> [Written task]: Each line below should be quoted exactly, please.

Entries taken from a collection:
■ ■ ■ ■ ■ ■ ■
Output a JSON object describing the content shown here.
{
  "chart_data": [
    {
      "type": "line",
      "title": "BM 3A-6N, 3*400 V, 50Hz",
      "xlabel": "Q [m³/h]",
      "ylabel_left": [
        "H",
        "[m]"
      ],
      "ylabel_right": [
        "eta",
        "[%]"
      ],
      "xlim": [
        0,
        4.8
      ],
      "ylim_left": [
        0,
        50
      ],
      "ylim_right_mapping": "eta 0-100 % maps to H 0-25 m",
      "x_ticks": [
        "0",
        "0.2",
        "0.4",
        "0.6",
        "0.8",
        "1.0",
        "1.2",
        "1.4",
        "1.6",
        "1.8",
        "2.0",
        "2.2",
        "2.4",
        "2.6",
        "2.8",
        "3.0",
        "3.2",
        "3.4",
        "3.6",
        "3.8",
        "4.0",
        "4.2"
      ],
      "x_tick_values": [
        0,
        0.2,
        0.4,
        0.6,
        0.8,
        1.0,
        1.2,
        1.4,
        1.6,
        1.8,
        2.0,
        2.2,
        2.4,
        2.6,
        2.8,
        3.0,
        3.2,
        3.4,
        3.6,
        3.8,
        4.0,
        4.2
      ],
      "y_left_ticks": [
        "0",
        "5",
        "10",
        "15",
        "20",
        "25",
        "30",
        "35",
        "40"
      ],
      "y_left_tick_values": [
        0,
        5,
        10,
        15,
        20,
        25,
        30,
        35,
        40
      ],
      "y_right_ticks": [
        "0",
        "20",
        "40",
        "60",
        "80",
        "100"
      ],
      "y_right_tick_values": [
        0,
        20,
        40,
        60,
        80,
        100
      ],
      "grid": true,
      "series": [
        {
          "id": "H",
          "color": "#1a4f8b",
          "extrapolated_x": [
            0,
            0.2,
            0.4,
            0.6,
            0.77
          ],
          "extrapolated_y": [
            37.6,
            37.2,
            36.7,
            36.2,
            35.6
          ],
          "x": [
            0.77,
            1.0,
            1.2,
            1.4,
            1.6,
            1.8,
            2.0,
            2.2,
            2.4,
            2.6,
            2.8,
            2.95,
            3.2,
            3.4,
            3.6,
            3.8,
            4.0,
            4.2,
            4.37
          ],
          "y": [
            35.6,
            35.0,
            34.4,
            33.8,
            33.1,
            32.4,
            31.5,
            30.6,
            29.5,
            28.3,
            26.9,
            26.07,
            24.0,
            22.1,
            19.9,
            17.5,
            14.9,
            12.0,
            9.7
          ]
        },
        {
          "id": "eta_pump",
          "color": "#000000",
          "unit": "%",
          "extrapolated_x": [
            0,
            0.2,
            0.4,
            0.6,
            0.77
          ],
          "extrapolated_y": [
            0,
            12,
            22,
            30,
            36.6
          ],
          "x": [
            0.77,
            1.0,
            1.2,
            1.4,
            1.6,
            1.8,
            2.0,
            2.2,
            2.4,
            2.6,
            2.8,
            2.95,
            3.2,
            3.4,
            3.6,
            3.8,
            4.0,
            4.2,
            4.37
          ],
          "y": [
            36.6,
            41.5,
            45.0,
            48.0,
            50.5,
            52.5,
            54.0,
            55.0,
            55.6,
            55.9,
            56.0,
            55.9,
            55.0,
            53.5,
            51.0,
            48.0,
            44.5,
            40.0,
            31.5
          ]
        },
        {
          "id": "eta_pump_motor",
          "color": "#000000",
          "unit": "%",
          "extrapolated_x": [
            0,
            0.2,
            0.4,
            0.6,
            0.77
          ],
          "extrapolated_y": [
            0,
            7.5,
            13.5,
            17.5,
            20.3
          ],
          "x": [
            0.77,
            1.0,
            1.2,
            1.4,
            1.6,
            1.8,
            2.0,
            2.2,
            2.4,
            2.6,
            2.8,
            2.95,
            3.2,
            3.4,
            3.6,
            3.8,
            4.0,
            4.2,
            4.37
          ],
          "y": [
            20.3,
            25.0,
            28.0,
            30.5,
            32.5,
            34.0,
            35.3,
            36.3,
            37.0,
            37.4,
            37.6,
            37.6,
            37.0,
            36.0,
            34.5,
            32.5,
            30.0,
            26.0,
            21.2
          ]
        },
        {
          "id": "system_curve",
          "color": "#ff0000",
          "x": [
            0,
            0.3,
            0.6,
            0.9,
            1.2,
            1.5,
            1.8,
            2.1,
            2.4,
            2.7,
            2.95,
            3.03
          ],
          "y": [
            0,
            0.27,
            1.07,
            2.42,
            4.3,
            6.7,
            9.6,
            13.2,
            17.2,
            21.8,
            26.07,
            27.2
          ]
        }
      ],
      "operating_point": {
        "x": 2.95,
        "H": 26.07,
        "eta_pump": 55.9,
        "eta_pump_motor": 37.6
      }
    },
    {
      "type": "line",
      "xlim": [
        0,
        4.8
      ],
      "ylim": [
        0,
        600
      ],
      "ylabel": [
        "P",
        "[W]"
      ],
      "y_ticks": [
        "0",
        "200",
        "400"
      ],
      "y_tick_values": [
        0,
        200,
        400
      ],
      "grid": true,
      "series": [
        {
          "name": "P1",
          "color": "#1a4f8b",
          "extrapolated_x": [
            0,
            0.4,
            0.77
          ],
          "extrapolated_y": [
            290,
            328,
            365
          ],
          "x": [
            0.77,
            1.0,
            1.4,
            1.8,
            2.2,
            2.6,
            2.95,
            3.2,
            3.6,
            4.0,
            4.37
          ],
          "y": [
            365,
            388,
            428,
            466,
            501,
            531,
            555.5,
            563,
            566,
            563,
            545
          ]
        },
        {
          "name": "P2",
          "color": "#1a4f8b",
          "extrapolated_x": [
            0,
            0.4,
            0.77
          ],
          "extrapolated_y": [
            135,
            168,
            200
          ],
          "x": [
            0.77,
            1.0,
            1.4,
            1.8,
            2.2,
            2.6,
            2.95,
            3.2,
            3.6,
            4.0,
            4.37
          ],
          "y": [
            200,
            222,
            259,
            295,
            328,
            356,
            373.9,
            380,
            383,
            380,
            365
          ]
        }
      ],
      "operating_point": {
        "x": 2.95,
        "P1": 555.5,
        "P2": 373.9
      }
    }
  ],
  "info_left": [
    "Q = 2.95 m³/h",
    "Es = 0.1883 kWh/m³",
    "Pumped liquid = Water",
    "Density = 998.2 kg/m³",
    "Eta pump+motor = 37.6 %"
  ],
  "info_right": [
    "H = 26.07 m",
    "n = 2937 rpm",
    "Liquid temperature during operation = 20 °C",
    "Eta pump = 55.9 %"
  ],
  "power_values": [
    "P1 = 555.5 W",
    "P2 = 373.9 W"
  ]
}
■ ■ ■ ■ ■ ■ ■
> [Final result]:
Output a JSON object describing the content shown here.
{
  "chart_data": [
    {
      "type": "line",
      "title": "BM 3A-6N, 3*400 V, 50Hz",
      "xlabel": "Q [m³/h]",
      "ylabel_left": [
        "H",
        "[m]"
      ],
      "ylabel_right": [
        "eta",
        "[%]"
      ],
      "xlim": [
        0,
        4.8
      ],
      "ylim_left": [
        0,
        50
      ],
      "ylim_right_mapping": "eta 0-100 % maps to H 0-25 m",
      "x_ticks": [
        "0",
        "0.2",
        "0.4",
        "0.6",
        "0.8",
        "1.0",
        "1.2",
        "1.4",
        "1.6",
        "1.8",
        "2.0",
        "2.2",
        "2.4",
        "2.6",
        "2.8",
        "3.0",
        "3.2",
        "3.4",
        "3.6",
        "3.8",
        "4.0",
        "4.2"
      ],
      "x_tick_values": [
        0,
        0.2,
        0.4,
        0.6,
        0.8,
        1.0,
        1.2,
        1.4,
        1.6,
        1.8,
        2.0,
        2.2,
        2.4,
        2.6,
        2.8,
        3.0,
        3.2,
        3.4,
        3.6,
        3.8,
        4.0,
        4.2
      ],
      "y_left_ticks": [
        "0",
        "5",
        "10",
        "15",
        "20",
        "25",
        "30",
        "35",
        "40"
      ],
      "y_left_tick_values": [
        0,
        5,
        10,
        15,
        20,
        25,
        30,
        35,
        40
      ],
      "y_right_ticks": [
        "0",
        "20",
        "40",
        "60",
        "80",
        "100"
      ],
      "y_right_tick_values": [
        0,
        20,
        40,
        60,
        80,
        100
      ],
      "grid": true,
      "series": [
        {
          "id": "H",
          "color": "#1a4f8b",
          "extrapolated_x": [
            0,
            0.2,
            0.4,
            0.6,
            0.77
          ],
          "extrapolated_y": [
            37.6,
            37.2,
            36.7,
            36.2,
            35.6
          ],
          "x": [
            0.77,
            1.0,
            1.2,
            1.4,
            1.6,
            1.8,
            2.0,
            2.2,
            2.4,
            2.6,
            2.8,
            2.95,
            3.2,
            3.4,
            3.6,
            3.8,
            4.0,
            4.2,
            4.37
          ],
          "y": [
            35.6,
            35.0,
            34.4,
            33.8,
            33.1,
            32.4,
            31.5,
            30.6,
            29.5,
            28.3,
            26.9,
            26.07,
            24.0,
            22.1,
            19.9,
            17.5,
            14.9,
            12.0,
            9.7
          ]
        },
        {
          "id": "eta_pump",
          "color": "#000000",
          "unit": "%",
          "extrapolated_x": [
            0,
            0.2,
            0.4,
            0.6,
            0.77
          ],
          "extrapolated_y": [
            0,
            12,
            22,
            30,
            36.6
          ],
          "x": [
            0.77,
            1.0,
            1.2,
            1.4,
            1.6,
            1.8,
            2.0,
            2.2,
            2.4,
            2.6,
            2.8,
            2.95,
            3.2,
            3.4,
            3.6,
            3.8,
            4.0,
            4.2,
            4.37
          ],
          "y": [
            36.6,
            41.5,
            45.0,
            48.0,
            50.5,
            52.5,
            54.0,
            55.0,
            55.6,
            55.9,
            56.0,
            55.9,
            55.0,
            53.5,
            51.0,
            48.0,
            44.5,
            40.0,
            31.5
          ]
        },
        {
          "id": "eta_pump_motor",
          "color": "#000000",
          "unit": "%",
          "extrapolated_x": [
            0,
            0.2,
            0.4,
            0.6,
            0.77
          ],
          "extrapolated_y": [
            0,
            7.5,
            13.5,
            17.5,
            20.3
          ],
          "x": [
            0.77,
            1.0,
            1.2,
            1.4,
            1.6,
            1.8,
            2.0,
            2.2,
            2.4,
            2.6,
            2.8,
            2.95,
            3.2,
            3.4,
            3.6,
            3.8,
            4.0,
            4.2,
            4.37
          ],
          "y": [
            20.3,
            25.0,
            28.0,
            30.5,
            32.5,
            34.0,
            35.3,
            36.3,
            37.0,
            37.4,
            37.6,
            37.6,
            37.0,
            36.0,
            34.5,
            32.5,
            30.0,
            26.0,
            21.2
          ]
        },
        {
          "id": "system_curve",
          "color": "#ff0000",
          "x": [
            0,
            0.3,
            0.6,
            0.9,
            1.2,
            1.5,
            1.8,
            2.1,
            2.4,
            2.7,
            2.95,
            3.03
          ],
          "y": [
            0,
            0.27,
            1.07,
            2.42,
            4.3,
            6.7,
            9.6,
            13.2,
            17.2,
            21.8,
            26.07,
            27.2
          ]
        }
      ],
      "operating_point": {
        "x": 2.95,
        "H": 26.07,
        "eta_pump": 55.9,
        "eta_pump_motor": 37.6
      }
    },
    {
      "type": "line",
      "xlim": [
        0,
        4.8
      ],
      "ylim": [
        0,
        600
      ],
      "ylabel": [
        "P",
        "[W]"
      ],
      "y_ticks": [
        "0",
        "200",
        "400"
      ],
      "y_tick_values": [
        0,
        200,
        400
      ],
      "grid": true,
      "series": [
        {
          "name": "P1",
          "color": "#1a4f8b",
          "extrapolated_x": [
            0,
            0.4,
            0.77
          ],
          "extrapolated_y": [
            290,
            328,
            365
          ],
          "x": [
            0.77,
            1.0,
            1.4,
            1.8,
            2.2,
            2.6,
            2.95,
            3.2,
            3.6,
            4.0,
            4.37
          ],
          "y": [
            365,
            388,
            428,
            466,
            501,
            531,
            555.5,
            563,
            566,
            563,
            545
          ]
        },
        {
          "name": "P2",
          "color": "#1a4f8b",
          "extrapolated_x": [
            0,
            0.4,
            0.77
          ],
          "extrapolated_y": [
            135,
            168,
            200
          ],
          "x": [
            0.77,
            1.0,
            1.4,
            1.8,
            2.2,
            2.6,
            2.95,
            3.2,
            3.6,
            4.0,
            4.37
          ],
          "y": [
            200,
            222,
            259,
            295,
            328,
            356,
            373.9,
            380,
            383,
            380,
            365
          ]
        }
      ],
      "operating_point": {
        "x": 2.95,
        "P1": 555.5,
        "P2": 373.9
      }
    }
  ],
  "info_left": [
    "Q = 2.95 m³/h",
    "Es = 0.1883 kWh/m³",
    "Pumped liquid = Water",
    "Density = 998.2 kg/m³",
    "Eta pump+motor = 37.6 %"
  ],
  "info_right": [
    "H = 26.07 m",
    "n = 2937 rpm",
    "Liquid temperature during operation = 20 °C",
    "Eta pump = 55.9 %"
  ],
  "power_values": [
    "P1 = 555.5 W",
    "P2 = 373.9 W"
  ]
}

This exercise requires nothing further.